-- START OF Data to process --

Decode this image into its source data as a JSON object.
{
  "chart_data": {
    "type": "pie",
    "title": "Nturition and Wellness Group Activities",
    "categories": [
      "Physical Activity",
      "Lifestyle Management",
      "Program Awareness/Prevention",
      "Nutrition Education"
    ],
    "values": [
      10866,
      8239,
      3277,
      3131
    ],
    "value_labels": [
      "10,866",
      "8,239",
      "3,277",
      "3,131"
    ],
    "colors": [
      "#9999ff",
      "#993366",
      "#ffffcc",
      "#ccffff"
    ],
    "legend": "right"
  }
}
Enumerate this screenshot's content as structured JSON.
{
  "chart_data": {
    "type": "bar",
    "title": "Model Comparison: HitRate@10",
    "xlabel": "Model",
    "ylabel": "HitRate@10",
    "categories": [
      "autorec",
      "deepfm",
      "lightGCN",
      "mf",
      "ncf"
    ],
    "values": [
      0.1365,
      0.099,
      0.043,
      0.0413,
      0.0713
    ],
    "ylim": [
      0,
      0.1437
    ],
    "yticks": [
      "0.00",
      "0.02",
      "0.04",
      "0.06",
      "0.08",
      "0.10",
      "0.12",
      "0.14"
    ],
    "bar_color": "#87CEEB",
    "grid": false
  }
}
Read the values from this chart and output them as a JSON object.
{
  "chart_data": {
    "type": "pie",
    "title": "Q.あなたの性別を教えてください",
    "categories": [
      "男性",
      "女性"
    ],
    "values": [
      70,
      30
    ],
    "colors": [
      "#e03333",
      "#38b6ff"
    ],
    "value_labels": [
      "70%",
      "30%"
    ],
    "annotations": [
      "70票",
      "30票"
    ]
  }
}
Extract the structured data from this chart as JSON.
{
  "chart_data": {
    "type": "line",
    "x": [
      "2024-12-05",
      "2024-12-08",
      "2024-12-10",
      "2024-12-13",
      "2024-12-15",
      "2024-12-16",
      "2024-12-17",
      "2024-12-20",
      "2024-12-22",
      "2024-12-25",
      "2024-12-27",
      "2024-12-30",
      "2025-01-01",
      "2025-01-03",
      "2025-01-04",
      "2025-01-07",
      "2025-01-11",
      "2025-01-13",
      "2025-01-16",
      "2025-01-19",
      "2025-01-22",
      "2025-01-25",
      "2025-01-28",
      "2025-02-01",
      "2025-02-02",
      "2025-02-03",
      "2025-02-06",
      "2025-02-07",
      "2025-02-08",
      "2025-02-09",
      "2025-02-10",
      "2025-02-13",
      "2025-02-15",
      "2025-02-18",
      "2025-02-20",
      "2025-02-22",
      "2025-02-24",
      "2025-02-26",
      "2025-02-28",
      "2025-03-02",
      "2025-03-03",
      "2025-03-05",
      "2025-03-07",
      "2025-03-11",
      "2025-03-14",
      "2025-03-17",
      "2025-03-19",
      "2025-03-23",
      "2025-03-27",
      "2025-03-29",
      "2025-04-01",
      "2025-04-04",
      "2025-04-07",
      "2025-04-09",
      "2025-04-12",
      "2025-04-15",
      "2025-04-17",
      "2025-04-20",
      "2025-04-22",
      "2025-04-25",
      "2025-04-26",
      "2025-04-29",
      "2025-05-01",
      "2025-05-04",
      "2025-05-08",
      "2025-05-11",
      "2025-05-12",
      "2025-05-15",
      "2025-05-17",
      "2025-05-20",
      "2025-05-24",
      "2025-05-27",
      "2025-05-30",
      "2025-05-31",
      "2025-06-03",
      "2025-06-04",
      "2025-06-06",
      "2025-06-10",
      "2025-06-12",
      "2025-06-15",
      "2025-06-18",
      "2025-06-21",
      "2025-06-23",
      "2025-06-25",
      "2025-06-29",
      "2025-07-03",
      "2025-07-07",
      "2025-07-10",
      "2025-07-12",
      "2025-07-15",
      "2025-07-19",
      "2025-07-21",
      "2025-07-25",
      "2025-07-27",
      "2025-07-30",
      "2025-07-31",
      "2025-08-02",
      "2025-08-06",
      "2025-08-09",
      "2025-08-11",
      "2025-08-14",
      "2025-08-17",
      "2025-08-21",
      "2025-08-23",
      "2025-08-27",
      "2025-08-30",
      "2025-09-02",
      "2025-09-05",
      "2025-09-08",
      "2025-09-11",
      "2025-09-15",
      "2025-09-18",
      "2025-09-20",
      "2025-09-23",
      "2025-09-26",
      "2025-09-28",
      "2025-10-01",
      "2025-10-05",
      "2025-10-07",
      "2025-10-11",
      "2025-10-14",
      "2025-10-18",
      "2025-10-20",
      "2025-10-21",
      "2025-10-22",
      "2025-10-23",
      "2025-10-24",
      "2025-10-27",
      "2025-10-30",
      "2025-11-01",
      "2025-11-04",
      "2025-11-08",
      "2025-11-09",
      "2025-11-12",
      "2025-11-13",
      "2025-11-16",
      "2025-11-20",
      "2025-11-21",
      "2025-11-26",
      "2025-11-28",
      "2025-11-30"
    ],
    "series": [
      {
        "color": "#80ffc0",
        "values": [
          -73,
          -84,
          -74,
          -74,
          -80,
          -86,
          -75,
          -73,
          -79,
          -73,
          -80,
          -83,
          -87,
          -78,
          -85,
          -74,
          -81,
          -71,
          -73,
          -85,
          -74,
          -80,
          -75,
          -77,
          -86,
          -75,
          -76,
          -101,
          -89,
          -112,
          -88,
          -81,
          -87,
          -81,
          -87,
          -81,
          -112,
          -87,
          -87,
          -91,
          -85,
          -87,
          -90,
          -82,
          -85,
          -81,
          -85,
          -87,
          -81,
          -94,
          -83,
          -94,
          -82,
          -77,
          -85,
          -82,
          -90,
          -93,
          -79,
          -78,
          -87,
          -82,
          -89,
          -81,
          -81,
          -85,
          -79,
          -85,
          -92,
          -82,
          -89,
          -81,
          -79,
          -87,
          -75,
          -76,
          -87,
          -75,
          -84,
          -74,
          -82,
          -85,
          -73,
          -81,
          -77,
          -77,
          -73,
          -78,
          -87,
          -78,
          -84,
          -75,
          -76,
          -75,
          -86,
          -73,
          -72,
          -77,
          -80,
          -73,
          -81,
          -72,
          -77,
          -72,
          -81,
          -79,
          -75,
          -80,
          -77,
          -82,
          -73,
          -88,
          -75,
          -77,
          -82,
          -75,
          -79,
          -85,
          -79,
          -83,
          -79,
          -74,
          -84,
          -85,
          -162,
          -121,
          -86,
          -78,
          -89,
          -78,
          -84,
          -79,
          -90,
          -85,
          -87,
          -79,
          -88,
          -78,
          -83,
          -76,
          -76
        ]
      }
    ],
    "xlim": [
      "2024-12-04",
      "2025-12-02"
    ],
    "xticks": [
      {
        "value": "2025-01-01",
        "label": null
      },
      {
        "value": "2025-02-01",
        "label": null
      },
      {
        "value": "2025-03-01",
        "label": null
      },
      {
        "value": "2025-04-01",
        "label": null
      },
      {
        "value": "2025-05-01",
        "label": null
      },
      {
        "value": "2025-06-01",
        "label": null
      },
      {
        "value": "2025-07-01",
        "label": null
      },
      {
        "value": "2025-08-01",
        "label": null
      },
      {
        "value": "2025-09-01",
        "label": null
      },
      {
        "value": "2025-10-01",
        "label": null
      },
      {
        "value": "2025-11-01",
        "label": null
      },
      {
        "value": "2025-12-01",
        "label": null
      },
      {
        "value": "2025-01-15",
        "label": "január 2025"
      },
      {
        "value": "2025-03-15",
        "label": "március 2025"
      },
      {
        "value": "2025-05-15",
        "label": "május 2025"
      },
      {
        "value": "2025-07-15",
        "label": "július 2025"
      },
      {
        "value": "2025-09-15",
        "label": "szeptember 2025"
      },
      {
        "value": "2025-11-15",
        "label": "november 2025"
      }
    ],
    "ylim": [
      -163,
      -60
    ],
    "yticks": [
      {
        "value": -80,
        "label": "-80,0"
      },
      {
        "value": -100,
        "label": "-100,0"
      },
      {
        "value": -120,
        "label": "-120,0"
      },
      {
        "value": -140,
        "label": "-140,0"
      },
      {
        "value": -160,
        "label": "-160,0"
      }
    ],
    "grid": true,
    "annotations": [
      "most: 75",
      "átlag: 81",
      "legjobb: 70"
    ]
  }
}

-- END OF Data to process --
-- START OF Data to process --

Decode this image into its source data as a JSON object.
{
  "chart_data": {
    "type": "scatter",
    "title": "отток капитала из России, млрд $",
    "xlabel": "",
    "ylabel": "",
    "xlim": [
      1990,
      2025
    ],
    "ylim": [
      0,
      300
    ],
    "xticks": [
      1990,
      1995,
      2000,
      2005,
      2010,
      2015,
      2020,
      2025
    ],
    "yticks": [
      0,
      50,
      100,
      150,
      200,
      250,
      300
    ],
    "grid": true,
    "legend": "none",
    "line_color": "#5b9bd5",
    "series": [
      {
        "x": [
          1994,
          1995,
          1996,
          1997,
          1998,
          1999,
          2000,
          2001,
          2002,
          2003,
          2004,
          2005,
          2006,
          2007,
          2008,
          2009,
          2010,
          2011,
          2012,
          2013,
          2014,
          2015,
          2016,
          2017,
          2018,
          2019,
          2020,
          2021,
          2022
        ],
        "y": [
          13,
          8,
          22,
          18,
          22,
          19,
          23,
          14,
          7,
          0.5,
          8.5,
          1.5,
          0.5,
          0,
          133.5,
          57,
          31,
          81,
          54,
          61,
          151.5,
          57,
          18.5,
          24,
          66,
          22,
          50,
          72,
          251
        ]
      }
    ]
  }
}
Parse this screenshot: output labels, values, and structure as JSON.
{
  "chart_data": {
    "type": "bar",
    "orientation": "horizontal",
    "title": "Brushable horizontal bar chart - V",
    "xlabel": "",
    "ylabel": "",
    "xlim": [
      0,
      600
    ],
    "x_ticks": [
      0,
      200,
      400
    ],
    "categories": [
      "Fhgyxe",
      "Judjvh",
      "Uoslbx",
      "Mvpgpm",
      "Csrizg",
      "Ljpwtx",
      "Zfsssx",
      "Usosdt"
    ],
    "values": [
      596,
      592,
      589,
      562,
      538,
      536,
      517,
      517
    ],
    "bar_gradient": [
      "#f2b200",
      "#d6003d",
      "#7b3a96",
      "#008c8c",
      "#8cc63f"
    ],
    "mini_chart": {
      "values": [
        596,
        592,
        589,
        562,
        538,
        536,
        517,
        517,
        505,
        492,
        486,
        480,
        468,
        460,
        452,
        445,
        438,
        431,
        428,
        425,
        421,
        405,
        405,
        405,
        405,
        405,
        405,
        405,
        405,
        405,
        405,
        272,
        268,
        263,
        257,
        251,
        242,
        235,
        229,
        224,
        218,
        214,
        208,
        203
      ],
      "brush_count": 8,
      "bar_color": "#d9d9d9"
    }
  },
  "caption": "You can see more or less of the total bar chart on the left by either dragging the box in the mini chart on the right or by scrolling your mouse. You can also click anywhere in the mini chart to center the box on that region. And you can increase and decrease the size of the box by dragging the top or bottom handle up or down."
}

-- END OF Data to process --

Challenge — Report every line containing the word "output" from the listing above.

Full solution —
Read the values from this chart and output them as a JSON object.
Parse this screenshot: output labels, values, and structure as JSON.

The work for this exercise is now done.